What follows is a set of entries. Repeat them exactly, but not their pictures.

THE DATA
▬▬▬▬▬▬▬▬▬▬

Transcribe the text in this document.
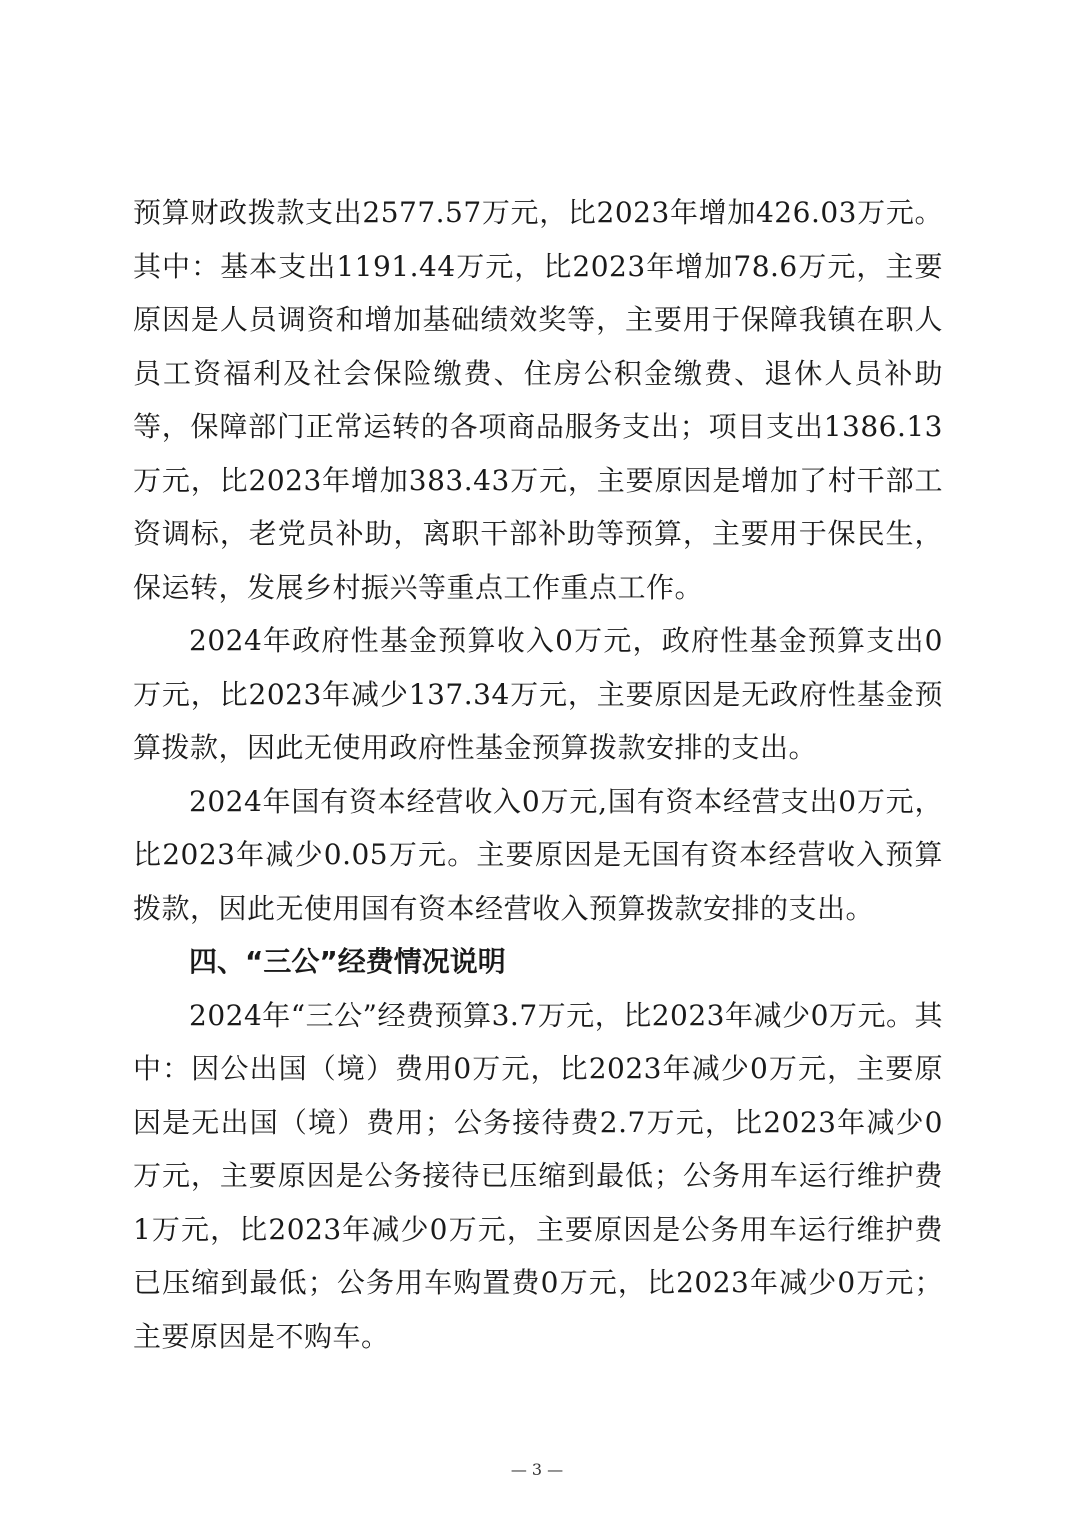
预算财政拨款支出2577.57万元，比2023年增加426.03万元。其中：基本支出1191.44万元，比2023年增加78.6万元，主要原因是人员调资和增加基础绩效奖等，主要用于保障我镇在职人员工资福利及社会保险缴费、住房公积金缴费、退休人员补助等，保障部门正常运转的各项商品服务支出；项目支出1386.13万元，比2023年增加383.43万元，主要原因是增加了村干部工资调标，老党员补助，离职干部补助等预算，主要用于保民生，保运转，发展乡村振兴等重点工作重点工作。

2024年政府性基金预算收入0万元，政府性基金预算支出0万元，比2023年减少137.34万元，主要原因是无政府性基金预算拨款，因此无使用政府性基金预算拨款安排的支出。

2024年国有资本经营收入0万元,国有资本经营支出0万元，比2023年减少0.05万元。主要原因是无国有资本经营收入预算拨款，因此无使用国有资本经营收入预算拨款安排的支出。

四、“三公”经费情况说明

2024年“三公”经费预算3.7万元，比2023年减少0万元。其中：因公出国（境）费用0万元，比2023年减少0万元，主要原因是无出国（境）费用；公务接待费2.7万元，比2023年减少0万元，主要原因是公务接待已压缩到最低；公务用车运行维护费1万元，比2023年减少0万元，主要原因是公务用车运行维护费已压缩到最低；公务用车购置费0万元，比2023年减少0万元；主要原因是不购车。

— 3 —
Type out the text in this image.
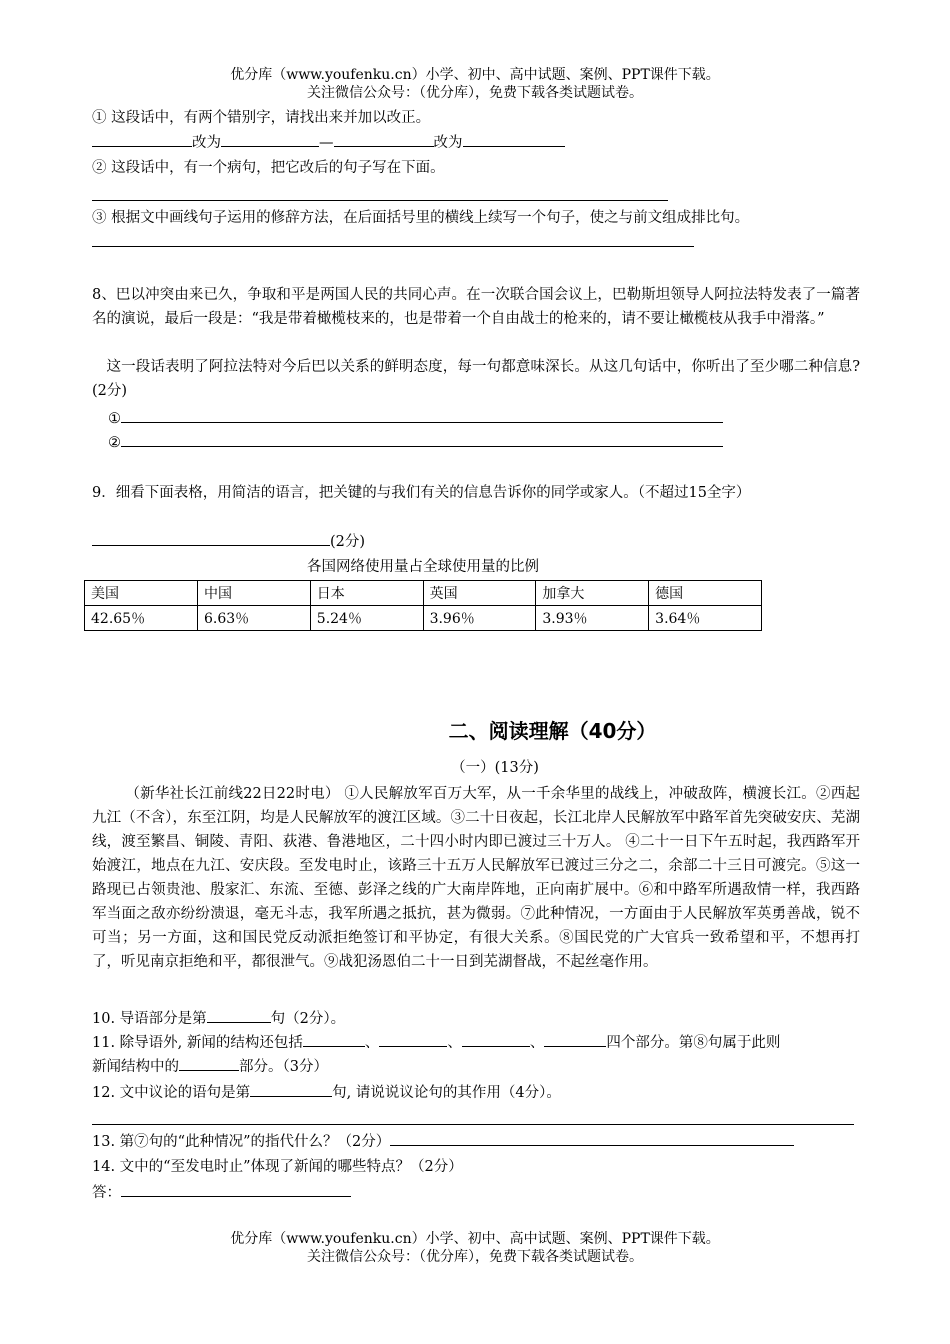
优分库（www.youfenku.cn）小学、初中、高中试题、案例、PPT课件下载。
关注微信公众号：（优分库），免费下载各类试题试卷。
① 这段话中，有两个错别字，请找出来并加以改正。
改为	—	改为
② 这段话中，有一个病句，把它改后的句子写在下面。
③ 根据文中画线句子运用的修辞方法，在后面括号里的横线上续写一个句子，使之与前文组成排比句。
8、巴以冲突由来已久，争取和平是两国人民的共同心声。在一次联合国会议上，巴勒斯坦领导人阿拉法特发表了一篇著名的演说，最后一段是：“我是带着橄榄枝来的，也是带着一个自由战士的枪来的，请不要让橄榄枝从我手中滑落。”
这一段话表明了阿拉法特对今后巴以关系的鲜明态度，每一句都意味深长。从这几句话中，你听出了至少哪二种信息?(2分)
①
②
9．细看下面表格，用简洁的语言，把关键的与我们有关的信息告诉你的同学或家人。（不超过15全字）
(2分)
各国网络使用量占全球使用量的比例
美国	中国	日本	英国	加拿大	德国
42.65％	6.63％	5.24％	3.96％	3.93％	3.64％
二、阅读理解（40分）
（一）(13分)
（新华社长江前线22日22时电） ①人民解放军百万大军，从一千余华里的战线上，冲破敌阵，横渡长江。②西起九江（不含），东至江阴，均是人民解放军的渡江区域。③二十日夜起，长江北岸人民解放军中路军首先突破安庆、芜湖线，渡至繁昌、铜陵、青阳、荻港、鲁港地区，二十四小时内即已渡过三十万人。 ④二十一日下午五时起，我西路军开始渡江，地点在九江、安庆段。至发电时止，该路三十五万人民解放军已渡过三分之二，余部二十三日可渡完。⑤这一路现已占领贵池、殷家汇、东流、至德、彭泽之线的广大南岸阵地，正向南扩展中。⑥和中路军所遇敌情一样，我西路军当面之敌亦纷纷溃退，毫无斗志，我军所遇之抵抗，甚为微弱。⑦此种情况，一方面由于人民解放军英勇善战，锐不可当；另一方面，这和国民党反动派拒绝签订和平协定，有很大关系。⑧国民党的广大官兵一致希望和平，不想再打了，听见南京拒绝和平，都很泄气。⑨战犯汤恩伯二十一日到芜湖督战，不起丝毫作用。
10. 导语部分是第	句（2分）。
11. 除导语外, 新闻的结构还包括	、	、	、	四个部分。第⑧句属于此则
新闻结构中的	部分。（3分）
12. 文中议论的语句是第	句, 请说说议论句的其作用（4分）。
13. 第⑦句的“此种情况”的指代什么？（2分）
14. 文中的“至发电时止”体现了新闻的哪些特点？（2分）
答：
优分库（www.youfenku.cn）小学、初中、高中试题、案例、PPT课件下载。
关注微信公众号：（优分库），免费下载各类试题试卷。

▬▬▬▬▬▬▬▬▬▬

FINISHED ANSWER
Transcribe the text in this document.
预算财政拨款支出2577.57万元，比2023年增加426.03万元。其中：基本支出1191.44万元，比2023年增加78.6万元，主要原因是人员调资和增加基础绩效奖等，主要用于保障我镇在职人员工资福利及社会保险缴费、住房公积金缴费、退休人员补助等，保障部门正常运转的各项商品服务支出；项目支出1386.13万元，比2023年增加383.43万元，主要原因是增加了村干部工资调标，老党员补助，离职干部补助等预算，主要用于保民生，保运转，发展乡村振兴等重点工作重点工作。

2024年政府性基金预算收入0万元，政府性基金预算支出0万元，比2023年减少137.34万元，主要原因是无政府性基金预算拨款，因此无使用政府性基金预算拨款安排的支出。

2024年国有资本经营收入0万元,国有资本经营支出0万元，比2023年减少0.05万元。主要原因是无国有资本经营收入预算拨款，因此无使用国有资本经营收入预算拨款安排的支出。

四、“三公”经费情况说明

2024年“三公”经费预算3.7万元，比2023年减少0万元。其中：因公出国（境）费用0万元，比2023年减少0万元，主要原因是无出国（境）费用；公务接待费2.7万元，比2023年减少0万元，主要原因是公务接待已压缩到最低；公务用车运行维护费1万元，比2023年减少0万元，主要原因是公务用车运行维护费已压缩到最低；公务用车购置费0万元，比2023年减少0万元；主要原因是不购车。

— 3 —
Type out the text in this image.
优分库（www.youfenku.cn）小学、初中、高中试题、案例、PPT课件下载。
关注微信公众号：（优分库），免费下载各类试题试卷。
① 这段话中，有两个错别字，请找出来并加以改正。
改为	—	改为
② 这段话中，有一个病句，把它改后的句子写在下面。
③ 根据文中画线句子运用的修辞方法，在后面括号里的横线上续写一个句子，使之与前文组成排比句。
8、巴以冲突由来已久，争取和平是两国人民的共同心声。在一次联合国会议上，巴勒斯坦领导人阿拉法特发表了一篇著名的演说，最后一段是：“我是带着橄榄枝来的，也是带着一个自由战士的枪来的，请不要让橄榄枝从我手中滑落。”
这一段话表明了阿拉法特对今后巴以关系的鲜明态度，每一句都意味深长。从这几句话中，你听出了至少哪二种信息?(2分)
①
②
9．细看下面表格，用简洁的语言，把关键的与我们有关的信息告诉你的同学或家人。（不超过15全字）
(2分)
各国网络使用量占全球使用量的比例
美国	中国	日本	英国	加拿大	德国
42.65％	6.63％	5.24％	3.96％	3.93％	3.64％
二、阅读理解（40分）
（一）(13分)
（新华社长江前线22日22时电） ①人民解放军百万大军，从一千余华里的战线上，冲破敌阵，横渡长江。②西起九江（不含），东至江阴，均是人民解放军的渡江区域。③二十日夜起，长江北岸人民解放军中路军首先突破安庆、芜湖线，渡至繁昌、铜陵、青阳、荻港、鲁港地区，二十四小时内即已渡过三十万人。 ④二十一日下午五时起，我西路军开始渡江，地点在九江、安庆段。至发电时止，该路三十五万人民解放军已渡过三分之二，余部二十三日可渡完。⑤这一路现已占领贵池、殷家汇、东流、至德、彭泽之线的广大南岸阵地，正向南扩展中。⑥和中路军所遇敌情一样，我西路军当面之敌亦纷纷溃退，毫无斗志，我军所遇之抵抗，甚为微弱。⑦此种情况，一方面由于人民解放军英勇善战，锐不可当；另一方面，这和国民党反动派拒绝签订和平协定，有很大关系。⑧国民党的广大官兵一致希望和平，不想再打了，听见南京拒绝和平，都很泄气。⑨战犯汤恩伯二十一日到芜湖督战，不起丝毫作用。
10. 导语部分是第	句（2分）。
11. 除导语外, 新闻的结构还包括	、	、	、	四个部分。第⑧句属于此则
新闻结构中的	部分。（3分）
12. 文中议论的语句是第	句, 请说说议论句的其作用（4分）。
13. 第⑦句的“此种情况”的指代什么？（2分）
14. 文中的“至发电时止”体现了新闻的哪些特点？（2分）
答：
优分库（www.youfenku.cn）小学、初中、高中试题、案例、PPT课件下载。
关注微信公众号：（优分库），免费下载各类试题试卷。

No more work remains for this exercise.